Without including any pictures, write out all the entries exactly.

======== Supplied information

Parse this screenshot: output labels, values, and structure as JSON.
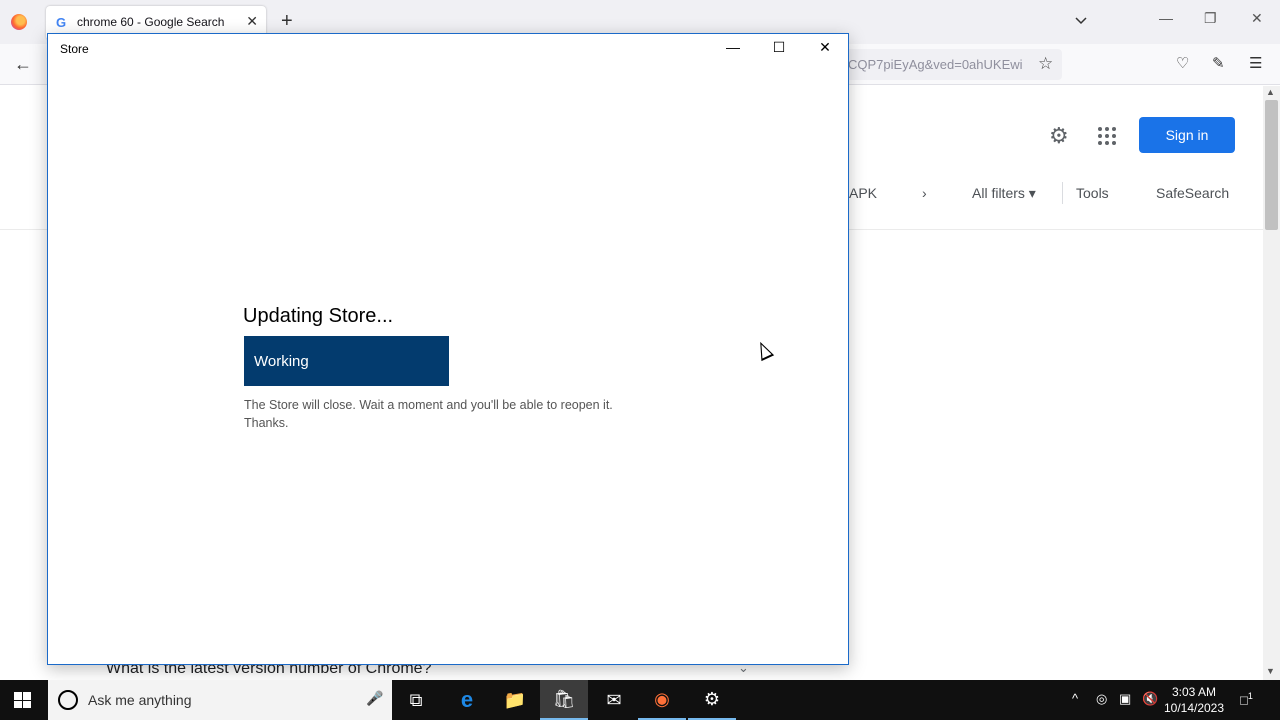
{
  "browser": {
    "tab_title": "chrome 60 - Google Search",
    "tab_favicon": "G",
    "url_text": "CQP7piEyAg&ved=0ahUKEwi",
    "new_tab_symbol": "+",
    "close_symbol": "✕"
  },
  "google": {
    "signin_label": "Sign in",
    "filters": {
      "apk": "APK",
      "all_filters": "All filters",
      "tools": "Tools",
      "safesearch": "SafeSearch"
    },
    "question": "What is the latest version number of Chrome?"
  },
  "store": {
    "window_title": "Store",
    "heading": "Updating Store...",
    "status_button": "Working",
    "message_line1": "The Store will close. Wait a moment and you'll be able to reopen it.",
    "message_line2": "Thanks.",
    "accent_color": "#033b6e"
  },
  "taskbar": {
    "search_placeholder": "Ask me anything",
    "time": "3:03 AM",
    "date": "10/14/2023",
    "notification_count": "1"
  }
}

================

● Complete answer:
Parse this screenshot: output labels, values, and structure as JSON.
{
  "browser": {
    "tab_title": "chrome 60 - Google Search",
    "tab_favicon": "G",
    "url_text": "CQP7piEyAg&ved=0ahUKEwi",
    "new_tab_symbol": "+",
    "close_symbol": "✕"
  },
  "google": {
    "signin_label": "Sign in",
    "filters": {
      "apk": "APK",
      "all_filters": "All filters",
      "tools": "Tools",
      "safesearch": "SafeSearch"
    },
    "question": "What is the latest version number of Chrome?"
  },
  "store": {
    "window_title": "Store",
    "heading": "Updating Store...",
    "status_button": "Working",
    "message_line1": "The Store will close. Wait a moment and you'll be able to reopen it.",
    "message_line2": "Thanks.",
    "accent_color": "#033b6e"
  },
  "taskbar": {
    "search_placeholder": "Ask me anything",
    "time": "3:03 AM",
    "date": "10/14/2023",
    "notification_count": "1"
  }
}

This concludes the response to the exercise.